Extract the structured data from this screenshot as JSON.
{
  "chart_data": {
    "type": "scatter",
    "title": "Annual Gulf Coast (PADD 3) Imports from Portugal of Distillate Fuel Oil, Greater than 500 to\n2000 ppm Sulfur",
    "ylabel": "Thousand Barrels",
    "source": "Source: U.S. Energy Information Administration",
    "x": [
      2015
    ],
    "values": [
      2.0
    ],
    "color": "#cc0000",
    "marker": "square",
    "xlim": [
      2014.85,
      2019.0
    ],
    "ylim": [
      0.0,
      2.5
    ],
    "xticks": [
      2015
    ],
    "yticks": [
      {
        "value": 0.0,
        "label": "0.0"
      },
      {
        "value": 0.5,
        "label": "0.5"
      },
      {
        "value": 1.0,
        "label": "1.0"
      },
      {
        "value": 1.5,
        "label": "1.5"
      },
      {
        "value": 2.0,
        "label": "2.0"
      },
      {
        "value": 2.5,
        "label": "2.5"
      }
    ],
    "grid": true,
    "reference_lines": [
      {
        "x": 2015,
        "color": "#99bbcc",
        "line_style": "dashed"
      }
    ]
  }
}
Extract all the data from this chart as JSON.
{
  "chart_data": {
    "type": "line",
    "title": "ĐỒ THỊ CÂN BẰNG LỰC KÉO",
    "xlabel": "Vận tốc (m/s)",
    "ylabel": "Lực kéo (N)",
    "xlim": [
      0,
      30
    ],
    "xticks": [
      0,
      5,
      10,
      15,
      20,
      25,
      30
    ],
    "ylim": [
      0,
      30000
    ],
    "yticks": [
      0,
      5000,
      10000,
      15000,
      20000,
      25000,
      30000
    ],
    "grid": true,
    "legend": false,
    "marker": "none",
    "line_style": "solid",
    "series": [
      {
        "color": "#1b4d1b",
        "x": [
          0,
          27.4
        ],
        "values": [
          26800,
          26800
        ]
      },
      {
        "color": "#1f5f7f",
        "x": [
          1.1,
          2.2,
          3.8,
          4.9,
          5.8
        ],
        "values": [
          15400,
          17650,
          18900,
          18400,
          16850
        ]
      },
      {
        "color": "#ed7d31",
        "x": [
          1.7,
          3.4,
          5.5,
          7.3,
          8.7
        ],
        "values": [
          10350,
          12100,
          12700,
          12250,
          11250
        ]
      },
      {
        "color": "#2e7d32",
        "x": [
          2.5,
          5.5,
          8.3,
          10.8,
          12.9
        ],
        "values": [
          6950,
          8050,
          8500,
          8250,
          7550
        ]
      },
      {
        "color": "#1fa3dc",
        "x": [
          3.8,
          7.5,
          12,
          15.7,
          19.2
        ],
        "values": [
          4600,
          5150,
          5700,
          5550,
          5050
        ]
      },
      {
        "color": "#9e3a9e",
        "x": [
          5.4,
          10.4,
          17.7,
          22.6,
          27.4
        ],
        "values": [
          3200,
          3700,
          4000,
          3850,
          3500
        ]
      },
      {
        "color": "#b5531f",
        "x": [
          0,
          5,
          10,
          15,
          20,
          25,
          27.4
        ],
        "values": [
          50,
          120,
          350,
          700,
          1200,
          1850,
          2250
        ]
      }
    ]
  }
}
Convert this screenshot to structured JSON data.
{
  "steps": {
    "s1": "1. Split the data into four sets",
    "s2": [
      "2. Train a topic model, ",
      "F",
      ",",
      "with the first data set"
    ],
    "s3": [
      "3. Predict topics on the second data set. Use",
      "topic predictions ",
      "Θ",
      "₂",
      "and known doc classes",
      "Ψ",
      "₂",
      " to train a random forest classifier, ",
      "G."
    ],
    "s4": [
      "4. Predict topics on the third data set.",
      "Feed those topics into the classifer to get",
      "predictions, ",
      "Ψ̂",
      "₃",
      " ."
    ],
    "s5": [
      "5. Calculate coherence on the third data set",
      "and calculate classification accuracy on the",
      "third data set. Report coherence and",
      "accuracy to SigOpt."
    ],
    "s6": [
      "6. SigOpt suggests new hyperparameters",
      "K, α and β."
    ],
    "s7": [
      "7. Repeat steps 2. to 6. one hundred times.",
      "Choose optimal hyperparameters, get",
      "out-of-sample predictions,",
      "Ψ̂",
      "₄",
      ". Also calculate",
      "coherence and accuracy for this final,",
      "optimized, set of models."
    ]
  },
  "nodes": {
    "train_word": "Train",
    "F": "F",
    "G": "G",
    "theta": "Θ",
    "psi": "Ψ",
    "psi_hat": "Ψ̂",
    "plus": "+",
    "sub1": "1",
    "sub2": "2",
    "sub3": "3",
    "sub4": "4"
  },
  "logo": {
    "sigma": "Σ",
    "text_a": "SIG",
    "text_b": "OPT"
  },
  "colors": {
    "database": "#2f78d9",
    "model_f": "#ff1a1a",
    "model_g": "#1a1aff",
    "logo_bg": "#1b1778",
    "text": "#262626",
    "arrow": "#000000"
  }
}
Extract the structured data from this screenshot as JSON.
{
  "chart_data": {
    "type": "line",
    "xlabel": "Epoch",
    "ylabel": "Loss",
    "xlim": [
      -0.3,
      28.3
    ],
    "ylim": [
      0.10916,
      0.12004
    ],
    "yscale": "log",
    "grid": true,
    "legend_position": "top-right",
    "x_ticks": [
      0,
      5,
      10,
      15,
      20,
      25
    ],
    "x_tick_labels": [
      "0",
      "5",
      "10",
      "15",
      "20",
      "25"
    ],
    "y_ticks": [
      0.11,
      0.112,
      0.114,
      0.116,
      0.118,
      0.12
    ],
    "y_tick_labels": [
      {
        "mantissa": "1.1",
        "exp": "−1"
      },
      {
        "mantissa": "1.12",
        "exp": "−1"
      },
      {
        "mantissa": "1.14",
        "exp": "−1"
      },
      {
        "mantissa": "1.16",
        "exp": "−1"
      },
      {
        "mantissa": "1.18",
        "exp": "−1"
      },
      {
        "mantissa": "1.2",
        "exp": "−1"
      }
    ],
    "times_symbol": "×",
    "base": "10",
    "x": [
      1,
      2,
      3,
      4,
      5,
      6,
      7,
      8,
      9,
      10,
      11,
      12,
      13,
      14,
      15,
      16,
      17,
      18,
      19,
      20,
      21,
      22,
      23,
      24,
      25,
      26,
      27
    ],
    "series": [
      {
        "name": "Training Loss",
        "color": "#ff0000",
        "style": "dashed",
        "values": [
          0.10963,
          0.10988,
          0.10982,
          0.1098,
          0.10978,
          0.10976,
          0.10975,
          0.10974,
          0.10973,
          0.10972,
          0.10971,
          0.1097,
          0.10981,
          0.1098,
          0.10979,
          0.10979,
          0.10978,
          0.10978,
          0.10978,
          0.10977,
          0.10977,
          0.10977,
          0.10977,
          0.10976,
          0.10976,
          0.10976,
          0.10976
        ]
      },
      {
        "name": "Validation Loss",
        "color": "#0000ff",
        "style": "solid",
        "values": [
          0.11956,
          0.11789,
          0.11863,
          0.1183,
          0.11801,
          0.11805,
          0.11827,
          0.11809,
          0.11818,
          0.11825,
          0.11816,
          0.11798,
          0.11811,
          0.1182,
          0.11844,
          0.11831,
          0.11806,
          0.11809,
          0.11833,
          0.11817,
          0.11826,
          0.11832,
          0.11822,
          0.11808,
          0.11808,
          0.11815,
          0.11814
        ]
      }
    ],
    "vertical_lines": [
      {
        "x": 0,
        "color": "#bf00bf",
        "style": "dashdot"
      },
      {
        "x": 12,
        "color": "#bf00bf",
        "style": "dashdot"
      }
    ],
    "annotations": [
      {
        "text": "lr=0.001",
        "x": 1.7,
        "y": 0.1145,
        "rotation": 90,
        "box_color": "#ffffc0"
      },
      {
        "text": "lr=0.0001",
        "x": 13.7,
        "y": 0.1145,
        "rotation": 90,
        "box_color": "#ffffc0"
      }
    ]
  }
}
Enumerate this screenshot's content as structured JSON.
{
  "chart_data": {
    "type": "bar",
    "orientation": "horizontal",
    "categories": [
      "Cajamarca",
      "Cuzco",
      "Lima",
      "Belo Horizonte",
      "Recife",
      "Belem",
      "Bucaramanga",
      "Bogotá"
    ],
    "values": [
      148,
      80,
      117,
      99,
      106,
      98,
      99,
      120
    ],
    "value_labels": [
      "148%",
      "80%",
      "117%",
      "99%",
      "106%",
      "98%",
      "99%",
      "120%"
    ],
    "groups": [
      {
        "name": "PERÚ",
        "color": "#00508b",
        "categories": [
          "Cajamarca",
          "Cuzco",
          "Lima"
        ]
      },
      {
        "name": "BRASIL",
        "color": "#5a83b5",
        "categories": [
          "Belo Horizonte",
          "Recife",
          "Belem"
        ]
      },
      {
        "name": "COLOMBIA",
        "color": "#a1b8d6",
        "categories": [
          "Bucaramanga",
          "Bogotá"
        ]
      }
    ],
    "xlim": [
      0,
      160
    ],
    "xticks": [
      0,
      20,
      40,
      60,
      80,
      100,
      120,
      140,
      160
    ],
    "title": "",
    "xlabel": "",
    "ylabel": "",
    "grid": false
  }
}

## What you should do
Pull every line containing the word "Loss" out of the material.

## Task solution
    "ylabel": "Loss",
        "name": "Training Loss",
        "name": "Validation Loss",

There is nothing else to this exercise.